Work required:
Copy out the passage below on conformity with clinical practice guidelines, word for word and in full.

Although the conformity rates in 1994 in this multicentric study were lower than those reported for the single hospital, the rate increase was of a similar size. Moreover, this result was observed, despite the fact that the physicians in the other network hospitals did not elaborate the CPGs, although they had validated them. As in the previous study (Ray-Coquard et al, 1997), it is very encouraging to note for the experimental group that 62% of the medical decisions were evidence-based as defined by Ellis (Grimshaw and Russell, 1993) in 1996 which compares favourably with the 47% observed in 1994, although there was no modification in the control group (46% vs 47%). Although the practitioners in the network did not established that their decisions could be supported by evidence (this was retrospectively realized by the authors), the results of the study would suggest that introducing guidelines modifies medical practice, making it more conformed with the CPGs and also increased the conformity with evidence-based medicine. Establishing the infrastructure for practicing evidence-based medicine cost money (one million dollars each year for the organization of the ONCORA network) but practice guidelines and practicing medicine seems to be compatible.

Entries supplied:
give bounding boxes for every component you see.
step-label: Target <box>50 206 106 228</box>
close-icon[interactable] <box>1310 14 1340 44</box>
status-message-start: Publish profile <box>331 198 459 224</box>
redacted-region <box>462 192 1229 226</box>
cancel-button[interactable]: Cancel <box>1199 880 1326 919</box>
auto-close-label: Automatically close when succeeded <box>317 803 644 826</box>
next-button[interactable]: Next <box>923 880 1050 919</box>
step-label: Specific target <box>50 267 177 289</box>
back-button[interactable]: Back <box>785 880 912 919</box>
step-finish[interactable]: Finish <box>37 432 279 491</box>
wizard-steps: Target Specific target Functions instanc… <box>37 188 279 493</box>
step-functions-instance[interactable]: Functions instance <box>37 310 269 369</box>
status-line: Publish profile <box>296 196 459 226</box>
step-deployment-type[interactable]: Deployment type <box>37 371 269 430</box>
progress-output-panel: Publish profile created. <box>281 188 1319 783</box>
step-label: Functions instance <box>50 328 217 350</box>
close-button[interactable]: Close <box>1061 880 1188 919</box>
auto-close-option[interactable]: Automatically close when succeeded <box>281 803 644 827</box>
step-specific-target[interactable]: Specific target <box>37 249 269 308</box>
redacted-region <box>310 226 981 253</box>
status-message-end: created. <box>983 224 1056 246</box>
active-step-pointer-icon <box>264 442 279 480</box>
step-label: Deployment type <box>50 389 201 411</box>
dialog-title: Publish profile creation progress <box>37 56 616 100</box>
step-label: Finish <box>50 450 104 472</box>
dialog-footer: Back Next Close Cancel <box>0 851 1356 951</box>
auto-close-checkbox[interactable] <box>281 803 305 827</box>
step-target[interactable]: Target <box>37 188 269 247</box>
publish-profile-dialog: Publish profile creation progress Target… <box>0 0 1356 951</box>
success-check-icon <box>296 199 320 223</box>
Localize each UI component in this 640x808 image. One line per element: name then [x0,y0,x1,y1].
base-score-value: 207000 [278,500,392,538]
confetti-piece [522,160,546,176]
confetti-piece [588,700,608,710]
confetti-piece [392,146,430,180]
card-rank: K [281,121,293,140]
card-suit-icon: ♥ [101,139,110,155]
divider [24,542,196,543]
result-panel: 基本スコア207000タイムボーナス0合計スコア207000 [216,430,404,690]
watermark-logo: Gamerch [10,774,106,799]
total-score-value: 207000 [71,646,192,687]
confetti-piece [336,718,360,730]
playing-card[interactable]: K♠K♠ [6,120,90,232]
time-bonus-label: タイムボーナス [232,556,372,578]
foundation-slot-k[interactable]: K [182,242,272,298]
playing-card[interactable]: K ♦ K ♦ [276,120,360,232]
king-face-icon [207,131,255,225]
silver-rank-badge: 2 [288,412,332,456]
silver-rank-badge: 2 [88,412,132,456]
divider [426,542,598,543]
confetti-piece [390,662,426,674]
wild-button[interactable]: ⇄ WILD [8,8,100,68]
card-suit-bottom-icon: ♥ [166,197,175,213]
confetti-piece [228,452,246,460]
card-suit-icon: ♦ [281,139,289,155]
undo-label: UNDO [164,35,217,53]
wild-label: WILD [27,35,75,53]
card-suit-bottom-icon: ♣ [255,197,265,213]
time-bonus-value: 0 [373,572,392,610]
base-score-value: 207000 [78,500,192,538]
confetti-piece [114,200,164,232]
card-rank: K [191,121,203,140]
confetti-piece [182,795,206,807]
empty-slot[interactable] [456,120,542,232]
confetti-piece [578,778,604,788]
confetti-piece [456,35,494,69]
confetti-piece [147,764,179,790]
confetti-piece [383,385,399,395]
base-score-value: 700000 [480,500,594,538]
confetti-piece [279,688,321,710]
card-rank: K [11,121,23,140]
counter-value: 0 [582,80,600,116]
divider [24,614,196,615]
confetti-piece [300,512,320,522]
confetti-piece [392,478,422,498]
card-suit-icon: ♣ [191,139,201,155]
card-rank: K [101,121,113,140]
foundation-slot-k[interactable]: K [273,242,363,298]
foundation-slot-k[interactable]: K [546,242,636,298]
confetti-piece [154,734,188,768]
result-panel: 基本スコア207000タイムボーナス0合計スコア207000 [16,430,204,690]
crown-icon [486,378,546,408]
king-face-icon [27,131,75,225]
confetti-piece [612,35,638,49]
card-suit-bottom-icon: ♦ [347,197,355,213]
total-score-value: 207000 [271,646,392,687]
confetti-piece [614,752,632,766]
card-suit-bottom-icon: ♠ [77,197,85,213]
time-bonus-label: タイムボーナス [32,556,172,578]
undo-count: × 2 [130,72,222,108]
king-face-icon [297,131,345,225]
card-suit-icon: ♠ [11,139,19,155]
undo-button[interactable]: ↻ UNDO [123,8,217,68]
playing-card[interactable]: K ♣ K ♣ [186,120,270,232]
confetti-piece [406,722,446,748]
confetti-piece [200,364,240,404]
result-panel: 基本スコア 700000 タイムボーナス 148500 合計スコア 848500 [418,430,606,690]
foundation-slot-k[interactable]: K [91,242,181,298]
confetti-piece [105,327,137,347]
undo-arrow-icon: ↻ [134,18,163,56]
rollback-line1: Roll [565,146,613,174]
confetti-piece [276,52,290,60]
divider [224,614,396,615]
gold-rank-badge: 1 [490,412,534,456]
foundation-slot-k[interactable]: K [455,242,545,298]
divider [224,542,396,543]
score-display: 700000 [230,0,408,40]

Answer to the problem:
Although the conformity rates in 1994 in this multicentric study were lower than those reported for the single hospital, the rate increase was of a similar size. Moreover, this result was observed, despite the fact that the physicians in the other network hospitals did not elaborate the CPGs, although they had validated them. As in the previous study (Ray-Coquard et al, 1997), it is very encouraging to note for the experimental group that 62% of the medical decisions were evidence-based as defined by Ellis (Grimshaw and Russell, 1993) in 1996 which compares favourably with the 47% observed in 1994, although there was no modification in the control group (46% vs 47%). Although the practitioners in the network did not established that their decisions could be supported by evidence (this was retrospectively realized by the authors), the results of the study would suggest that introducing guidelines modifies medical practice, making it more conformed with the CPGs and also increased the conformity with evidence-based medicine. Establishing the infrastructure for practicing evidence-based medicine cost money (one million dollars each year for the organization of the ONCORA network) but practice guidelines and practicing medicine seems to be compatible.